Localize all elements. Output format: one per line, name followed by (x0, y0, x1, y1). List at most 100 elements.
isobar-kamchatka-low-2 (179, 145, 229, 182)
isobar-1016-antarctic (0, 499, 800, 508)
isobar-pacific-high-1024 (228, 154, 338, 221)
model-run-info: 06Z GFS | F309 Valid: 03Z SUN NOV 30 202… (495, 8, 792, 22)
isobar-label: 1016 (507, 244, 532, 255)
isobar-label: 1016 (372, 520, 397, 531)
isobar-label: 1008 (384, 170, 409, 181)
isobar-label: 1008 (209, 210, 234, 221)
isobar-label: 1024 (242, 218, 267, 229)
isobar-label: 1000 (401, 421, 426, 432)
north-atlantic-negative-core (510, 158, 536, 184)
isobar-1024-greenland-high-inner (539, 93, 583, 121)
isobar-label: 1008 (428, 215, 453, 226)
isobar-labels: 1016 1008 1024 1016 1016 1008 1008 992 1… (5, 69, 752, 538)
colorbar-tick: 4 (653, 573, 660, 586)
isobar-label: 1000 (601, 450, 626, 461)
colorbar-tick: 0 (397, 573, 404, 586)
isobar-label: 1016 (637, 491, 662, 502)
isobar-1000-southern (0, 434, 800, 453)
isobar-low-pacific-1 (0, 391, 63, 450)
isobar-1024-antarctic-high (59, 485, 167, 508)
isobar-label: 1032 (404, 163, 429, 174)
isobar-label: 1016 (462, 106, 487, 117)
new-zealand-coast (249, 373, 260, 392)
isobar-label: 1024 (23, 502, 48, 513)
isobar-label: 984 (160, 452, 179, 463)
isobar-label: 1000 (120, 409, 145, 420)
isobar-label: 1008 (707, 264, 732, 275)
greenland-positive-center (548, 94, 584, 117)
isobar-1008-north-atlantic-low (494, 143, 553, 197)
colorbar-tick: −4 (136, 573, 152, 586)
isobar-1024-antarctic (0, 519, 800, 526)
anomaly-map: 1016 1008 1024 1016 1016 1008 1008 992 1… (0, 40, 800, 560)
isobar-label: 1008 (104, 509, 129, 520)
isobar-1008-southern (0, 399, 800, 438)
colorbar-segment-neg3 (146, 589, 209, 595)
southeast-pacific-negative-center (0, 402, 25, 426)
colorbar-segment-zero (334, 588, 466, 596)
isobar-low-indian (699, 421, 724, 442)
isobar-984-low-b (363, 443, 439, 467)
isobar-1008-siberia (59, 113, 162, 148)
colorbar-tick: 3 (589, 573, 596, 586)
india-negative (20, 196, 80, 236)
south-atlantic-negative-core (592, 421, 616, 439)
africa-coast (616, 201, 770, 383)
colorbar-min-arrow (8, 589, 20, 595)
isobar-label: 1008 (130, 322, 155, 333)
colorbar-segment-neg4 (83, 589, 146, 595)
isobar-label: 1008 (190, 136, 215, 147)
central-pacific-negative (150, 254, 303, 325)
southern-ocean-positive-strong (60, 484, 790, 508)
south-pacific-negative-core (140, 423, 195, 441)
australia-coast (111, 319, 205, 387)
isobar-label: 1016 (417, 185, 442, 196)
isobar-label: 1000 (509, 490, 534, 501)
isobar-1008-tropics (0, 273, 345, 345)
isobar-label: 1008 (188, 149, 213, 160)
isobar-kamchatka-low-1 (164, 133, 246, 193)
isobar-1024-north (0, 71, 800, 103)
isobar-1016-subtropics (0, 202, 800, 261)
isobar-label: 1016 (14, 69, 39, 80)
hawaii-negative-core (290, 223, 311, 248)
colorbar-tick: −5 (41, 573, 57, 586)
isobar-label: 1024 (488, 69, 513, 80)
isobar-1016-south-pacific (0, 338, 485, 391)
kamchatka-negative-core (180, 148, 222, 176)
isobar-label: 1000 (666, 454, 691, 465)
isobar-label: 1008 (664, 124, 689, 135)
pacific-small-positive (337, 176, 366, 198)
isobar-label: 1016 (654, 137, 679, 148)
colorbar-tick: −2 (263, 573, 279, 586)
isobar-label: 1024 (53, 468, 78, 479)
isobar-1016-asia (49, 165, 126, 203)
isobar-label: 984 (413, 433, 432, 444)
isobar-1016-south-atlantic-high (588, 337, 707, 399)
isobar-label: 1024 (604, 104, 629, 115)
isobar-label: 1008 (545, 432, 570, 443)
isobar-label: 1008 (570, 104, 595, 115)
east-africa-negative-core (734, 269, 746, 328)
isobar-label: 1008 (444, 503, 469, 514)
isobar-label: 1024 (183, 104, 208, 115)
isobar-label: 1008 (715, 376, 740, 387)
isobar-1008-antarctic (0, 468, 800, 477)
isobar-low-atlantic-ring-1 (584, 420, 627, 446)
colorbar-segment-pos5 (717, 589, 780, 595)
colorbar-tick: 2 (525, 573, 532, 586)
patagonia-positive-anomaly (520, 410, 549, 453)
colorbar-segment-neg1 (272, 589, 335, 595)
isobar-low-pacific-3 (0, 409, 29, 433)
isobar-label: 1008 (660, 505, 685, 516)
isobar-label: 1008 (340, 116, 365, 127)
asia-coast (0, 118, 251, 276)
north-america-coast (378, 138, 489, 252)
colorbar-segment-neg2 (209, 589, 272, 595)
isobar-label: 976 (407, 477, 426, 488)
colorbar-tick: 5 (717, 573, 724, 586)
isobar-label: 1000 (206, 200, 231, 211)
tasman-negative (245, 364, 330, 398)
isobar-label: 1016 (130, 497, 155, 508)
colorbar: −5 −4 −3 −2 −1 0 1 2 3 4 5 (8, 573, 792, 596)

⁂

* **TASK**
Copy out word for word everything from the start of the entries down to the line containing "isobar-1024-antarctic (0, 519, 800, 526)", including both that first line and the line with "isobar-1024-antarctic (0, 519, 800, 526)".

* **THE RESULT**
Localize all elements. Output format: one per line, name followed by (x0, y0, x1, y1). List at most 100 elements.
isobar-kamchatka-low-2 (179, 145, 229, 182)
isobar-1016-antarctic (0, 499, 800, 508)
isobar-pacific-high-1024 (228, 154, 338, 221)
model-run-info: 06Z GFS | F309 Valid: 03Z SUN NOV 30 202… (495, 8, 792, 22)
isobar-label: 1016 (507, 244, 532, 255)
isobar-label: 1016 (372, 520, 397, 531)
isobar-label: 1008 (384, 170, 409, 181)
isobar-label: 1008 (209, 210, 234, 221)
isobar-label: 1024 (242, 218, 267, 229)
isobar-label: 1000 (401, 421, 426, 432)
north-atlantic-negative-core (510, 158, 536, 184)
isobar-1024-greenland-high-inner (539, 93, 583, 121)
isobar-label: 1008 (428, 215, 453, 226)
isobar-labels: 1016 1008 1024 1016 1016 1008 1008 992 1… (5, 69, 752, 538)
colorbar-tick: 4 (653, 573, 660, 586)
isobar-label: 1000 (601, 450, 626, 461)
colorbar-tick: 0 (397, 573, 404, 586)
isobar-label: 1016 (637, 491, 662, 502)
isobar-1000-southern (0, 434, 800, 453)
isobar-low-pacific-1 (0, 391, 63, 450)
isobar-1024-antarctic-high (59, 485, 167, 508)
isobar-label: 1032 (404, 163, 429, 174)
isobar-label: 1016 (462, 106, 487, 117)
new-zealand-coast (249, 373, 260, 392)
isobar-label: 1024 (23, 502, 48, 513)
isobar-label: 984 (160, 452, 179, 463)
isobar-label: 1000 (120, 409, 145, 420)
isobar-label: 1008 (707, 264, 732, 275)
greenland-positive-center (548, 94, 584, 117)
isobar-1008-north-atlantic-low (494, 143, 553, 197)
colorbar-tick: −4 (136, 573, 152, 586)
isobar-1024-antarctic (0, 519, 800, 526)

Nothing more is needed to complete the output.